AIM OF THE EXERCISE:
Pull each line holding the word "bimap" from the data.

(Figure record extracts)
"""

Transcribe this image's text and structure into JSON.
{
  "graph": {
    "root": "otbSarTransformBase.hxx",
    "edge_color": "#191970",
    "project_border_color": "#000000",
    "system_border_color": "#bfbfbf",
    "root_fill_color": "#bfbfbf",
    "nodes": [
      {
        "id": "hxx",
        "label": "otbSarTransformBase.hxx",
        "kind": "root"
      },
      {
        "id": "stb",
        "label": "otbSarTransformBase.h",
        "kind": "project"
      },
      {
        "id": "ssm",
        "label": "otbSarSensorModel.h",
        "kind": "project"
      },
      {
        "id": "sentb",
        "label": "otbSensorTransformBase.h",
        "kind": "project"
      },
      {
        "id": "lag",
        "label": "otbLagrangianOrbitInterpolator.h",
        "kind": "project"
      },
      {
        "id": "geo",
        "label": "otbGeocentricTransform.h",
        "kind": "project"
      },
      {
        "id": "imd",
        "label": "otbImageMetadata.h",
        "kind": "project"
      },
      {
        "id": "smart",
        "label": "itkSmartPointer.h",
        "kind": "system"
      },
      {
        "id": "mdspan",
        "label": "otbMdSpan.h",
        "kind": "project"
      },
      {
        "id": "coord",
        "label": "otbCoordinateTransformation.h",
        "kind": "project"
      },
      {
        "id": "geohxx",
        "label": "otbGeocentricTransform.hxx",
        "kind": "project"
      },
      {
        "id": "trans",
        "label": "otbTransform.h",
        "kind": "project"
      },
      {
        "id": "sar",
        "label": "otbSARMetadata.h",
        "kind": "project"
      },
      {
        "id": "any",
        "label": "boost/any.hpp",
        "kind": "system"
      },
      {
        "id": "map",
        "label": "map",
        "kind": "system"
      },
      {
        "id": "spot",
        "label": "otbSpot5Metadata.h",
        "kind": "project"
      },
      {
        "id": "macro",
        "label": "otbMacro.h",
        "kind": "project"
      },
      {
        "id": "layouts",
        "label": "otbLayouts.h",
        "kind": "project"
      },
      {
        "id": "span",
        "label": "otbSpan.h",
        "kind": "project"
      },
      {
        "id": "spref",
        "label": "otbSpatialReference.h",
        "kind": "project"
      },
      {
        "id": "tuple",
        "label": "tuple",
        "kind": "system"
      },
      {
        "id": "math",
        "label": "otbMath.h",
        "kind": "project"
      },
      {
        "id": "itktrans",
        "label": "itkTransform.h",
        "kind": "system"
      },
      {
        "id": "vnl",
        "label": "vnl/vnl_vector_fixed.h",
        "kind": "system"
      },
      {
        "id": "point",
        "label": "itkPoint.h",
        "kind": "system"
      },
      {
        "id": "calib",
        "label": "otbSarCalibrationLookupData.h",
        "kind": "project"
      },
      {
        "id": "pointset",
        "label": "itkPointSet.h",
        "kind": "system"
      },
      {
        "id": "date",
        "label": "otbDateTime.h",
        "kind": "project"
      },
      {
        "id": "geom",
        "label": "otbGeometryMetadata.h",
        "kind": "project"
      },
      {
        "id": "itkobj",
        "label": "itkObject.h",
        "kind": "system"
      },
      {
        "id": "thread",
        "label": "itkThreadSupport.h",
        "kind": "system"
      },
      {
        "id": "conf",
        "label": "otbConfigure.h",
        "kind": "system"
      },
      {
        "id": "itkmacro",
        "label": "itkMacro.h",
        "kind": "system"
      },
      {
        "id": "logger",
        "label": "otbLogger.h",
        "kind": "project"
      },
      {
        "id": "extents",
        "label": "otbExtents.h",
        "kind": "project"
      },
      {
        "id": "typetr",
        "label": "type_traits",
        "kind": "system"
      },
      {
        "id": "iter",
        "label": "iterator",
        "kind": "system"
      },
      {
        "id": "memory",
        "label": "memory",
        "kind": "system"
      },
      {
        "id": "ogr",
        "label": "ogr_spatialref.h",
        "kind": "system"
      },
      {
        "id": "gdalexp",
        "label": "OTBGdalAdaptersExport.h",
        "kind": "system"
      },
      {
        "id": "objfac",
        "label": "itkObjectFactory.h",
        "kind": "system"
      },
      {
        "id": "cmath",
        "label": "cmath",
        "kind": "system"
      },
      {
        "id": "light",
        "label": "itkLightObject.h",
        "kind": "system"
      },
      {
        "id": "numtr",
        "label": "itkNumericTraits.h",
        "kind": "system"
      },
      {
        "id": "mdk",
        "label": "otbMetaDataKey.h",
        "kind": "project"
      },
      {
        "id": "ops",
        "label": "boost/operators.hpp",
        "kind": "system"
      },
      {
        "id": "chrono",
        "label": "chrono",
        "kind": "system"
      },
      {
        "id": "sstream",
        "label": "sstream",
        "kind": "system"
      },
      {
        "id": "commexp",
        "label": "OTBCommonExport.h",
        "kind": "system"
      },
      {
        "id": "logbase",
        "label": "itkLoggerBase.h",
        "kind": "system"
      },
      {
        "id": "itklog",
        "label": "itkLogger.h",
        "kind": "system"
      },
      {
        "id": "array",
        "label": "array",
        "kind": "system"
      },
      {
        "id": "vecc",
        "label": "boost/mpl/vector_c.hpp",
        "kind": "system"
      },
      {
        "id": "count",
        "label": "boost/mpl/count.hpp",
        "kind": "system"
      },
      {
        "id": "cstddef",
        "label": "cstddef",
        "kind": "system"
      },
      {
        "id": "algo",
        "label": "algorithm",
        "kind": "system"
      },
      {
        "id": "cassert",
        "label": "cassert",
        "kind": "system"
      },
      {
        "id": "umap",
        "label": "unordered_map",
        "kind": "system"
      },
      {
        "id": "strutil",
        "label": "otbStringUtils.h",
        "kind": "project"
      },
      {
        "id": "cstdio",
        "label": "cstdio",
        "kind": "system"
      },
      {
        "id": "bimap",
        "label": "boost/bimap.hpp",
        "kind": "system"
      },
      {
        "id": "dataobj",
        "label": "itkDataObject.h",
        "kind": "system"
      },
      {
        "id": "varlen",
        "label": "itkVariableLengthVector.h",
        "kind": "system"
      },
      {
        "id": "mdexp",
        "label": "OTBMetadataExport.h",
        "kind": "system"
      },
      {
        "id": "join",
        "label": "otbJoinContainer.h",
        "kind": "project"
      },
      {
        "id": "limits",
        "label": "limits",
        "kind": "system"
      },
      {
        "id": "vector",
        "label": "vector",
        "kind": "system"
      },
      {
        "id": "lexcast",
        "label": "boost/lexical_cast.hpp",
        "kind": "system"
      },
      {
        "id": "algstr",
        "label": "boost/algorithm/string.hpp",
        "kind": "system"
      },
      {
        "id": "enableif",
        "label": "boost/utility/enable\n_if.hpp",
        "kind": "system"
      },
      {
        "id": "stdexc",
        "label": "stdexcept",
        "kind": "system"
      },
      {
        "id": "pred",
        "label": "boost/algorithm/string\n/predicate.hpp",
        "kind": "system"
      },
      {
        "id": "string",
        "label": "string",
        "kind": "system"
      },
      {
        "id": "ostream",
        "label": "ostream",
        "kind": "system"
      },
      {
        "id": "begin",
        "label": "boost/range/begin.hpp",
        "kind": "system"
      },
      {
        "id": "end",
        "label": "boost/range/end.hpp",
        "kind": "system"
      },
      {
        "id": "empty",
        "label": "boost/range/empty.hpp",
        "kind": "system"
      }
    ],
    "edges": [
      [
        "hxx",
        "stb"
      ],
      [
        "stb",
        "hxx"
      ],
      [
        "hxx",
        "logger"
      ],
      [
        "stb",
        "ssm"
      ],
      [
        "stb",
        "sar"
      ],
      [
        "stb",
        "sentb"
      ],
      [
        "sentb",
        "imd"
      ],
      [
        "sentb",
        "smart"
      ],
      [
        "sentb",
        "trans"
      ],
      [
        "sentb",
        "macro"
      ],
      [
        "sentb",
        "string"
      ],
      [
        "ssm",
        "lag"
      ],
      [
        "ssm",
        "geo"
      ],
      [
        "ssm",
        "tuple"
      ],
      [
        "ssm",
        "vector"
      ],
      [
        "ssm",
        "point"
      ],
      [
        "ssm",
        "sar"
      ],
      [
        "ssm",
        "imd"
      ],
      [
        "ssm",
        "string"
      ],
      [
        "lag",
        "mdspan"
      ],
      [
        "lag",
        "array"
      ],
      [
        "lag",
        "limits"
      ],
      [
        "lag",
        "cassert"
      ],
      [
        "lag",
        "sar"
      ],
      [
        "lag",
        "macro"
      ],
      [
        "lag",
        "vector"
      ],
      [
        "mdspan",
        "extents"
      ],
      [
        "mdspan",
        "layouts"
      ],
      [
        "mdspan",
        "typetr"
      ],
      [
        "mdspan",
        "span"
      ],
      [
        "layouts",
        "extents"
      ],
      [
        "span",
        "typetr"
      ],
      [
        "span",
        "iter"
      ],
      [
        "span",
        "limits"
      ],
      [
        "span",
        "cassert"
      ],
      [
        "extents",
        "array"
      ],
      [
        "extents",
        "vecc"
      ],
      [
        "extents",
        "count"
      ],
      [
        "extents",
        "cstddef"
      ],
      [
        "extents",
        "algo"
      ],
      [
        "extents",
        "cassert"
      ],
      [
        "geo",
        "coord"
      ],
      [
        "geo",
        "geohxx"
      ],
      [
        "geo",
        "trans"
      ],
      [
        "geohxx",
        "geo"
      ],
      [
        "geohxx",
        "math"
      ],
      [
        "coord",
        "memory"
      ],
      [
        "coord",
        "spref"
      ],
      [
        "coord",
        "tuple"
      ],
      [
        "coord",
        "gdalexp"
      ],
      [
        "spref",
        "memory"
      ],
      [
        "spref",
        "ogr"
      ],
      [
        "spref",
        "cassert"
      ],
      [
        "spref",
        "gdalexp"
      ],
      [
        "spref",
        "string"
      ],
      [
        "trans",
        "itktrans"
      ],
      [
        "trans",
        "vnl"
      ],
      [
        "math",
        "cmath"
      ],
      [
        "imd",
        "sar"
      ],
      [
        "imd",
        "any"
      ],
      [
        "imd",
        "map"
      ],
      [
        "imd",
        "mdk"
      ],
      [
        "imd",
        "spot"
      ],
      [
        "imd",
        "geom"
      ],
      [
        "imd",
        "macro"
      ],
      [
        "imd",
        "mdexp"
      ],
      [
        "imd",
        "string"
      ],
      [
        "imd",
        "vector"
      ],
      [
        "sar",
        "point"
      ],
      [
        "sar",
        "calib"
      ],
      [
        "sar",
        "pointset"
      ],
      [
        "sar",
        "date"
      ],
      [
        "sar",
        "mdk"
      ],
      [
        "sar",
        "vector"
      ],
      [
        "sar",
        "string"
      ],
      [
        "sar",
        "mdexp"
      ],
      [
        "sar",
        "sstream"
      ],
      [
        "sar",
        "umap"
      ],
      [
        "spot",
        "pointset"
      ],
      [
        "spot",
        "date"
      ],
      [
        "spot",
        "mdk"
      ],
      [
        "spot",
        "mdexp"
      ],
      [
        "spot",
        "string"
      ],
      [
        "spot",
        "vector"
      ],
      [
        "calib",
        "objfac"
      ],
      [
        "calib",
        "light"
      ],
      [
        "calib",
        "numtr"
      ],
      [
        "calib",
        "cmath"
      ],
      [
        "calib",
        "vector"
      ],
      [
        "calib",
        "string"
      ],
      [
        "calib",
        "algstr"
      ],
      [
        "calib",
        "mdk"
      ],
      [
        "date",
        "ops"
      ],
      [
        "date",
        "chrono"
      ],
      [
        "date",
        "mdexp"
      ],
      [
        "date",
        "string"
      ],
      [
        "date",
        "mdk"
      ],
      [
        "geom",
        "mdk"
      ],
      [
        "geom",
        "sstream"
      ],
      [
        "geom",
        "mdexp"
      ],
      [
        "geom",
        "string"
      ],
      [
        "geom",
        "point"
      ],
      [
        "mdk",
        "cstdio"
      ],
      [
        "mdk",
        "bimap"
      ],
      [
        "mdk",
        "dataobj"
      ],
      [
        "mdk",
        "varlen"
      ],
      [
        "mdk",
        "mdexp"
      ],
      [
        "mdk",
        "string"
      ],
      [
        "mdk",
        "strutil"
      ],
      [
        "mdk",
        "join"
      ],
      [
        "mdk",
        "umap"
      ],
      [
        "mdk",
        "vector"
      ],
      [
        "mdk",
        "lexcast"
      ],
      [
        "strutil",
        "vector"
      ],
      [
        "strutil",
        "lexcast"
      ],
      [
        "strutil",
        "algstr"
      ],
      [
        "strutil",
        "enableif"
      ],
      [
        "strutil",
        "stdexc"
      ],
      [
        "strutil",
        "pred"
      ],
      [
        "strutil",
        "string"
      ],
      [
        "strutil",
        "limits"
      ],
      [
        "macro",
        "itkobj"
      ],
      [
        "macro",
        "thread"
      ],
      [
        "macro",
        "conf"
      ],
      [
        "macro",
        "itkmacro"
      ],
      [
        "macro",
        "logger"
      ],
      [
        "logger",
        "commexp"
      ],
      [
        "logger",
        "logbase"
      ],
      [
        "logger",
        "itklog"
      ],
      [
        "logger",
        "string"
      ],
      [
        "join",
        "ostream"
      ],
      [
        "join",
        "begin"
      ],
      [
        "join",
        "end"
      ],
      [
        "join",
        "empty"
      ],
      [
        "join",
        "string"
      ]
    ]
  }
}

"""

TASK RESULT:
        "id": "bimap",
        "label": "boost/bimap.hpp",
        "bimap"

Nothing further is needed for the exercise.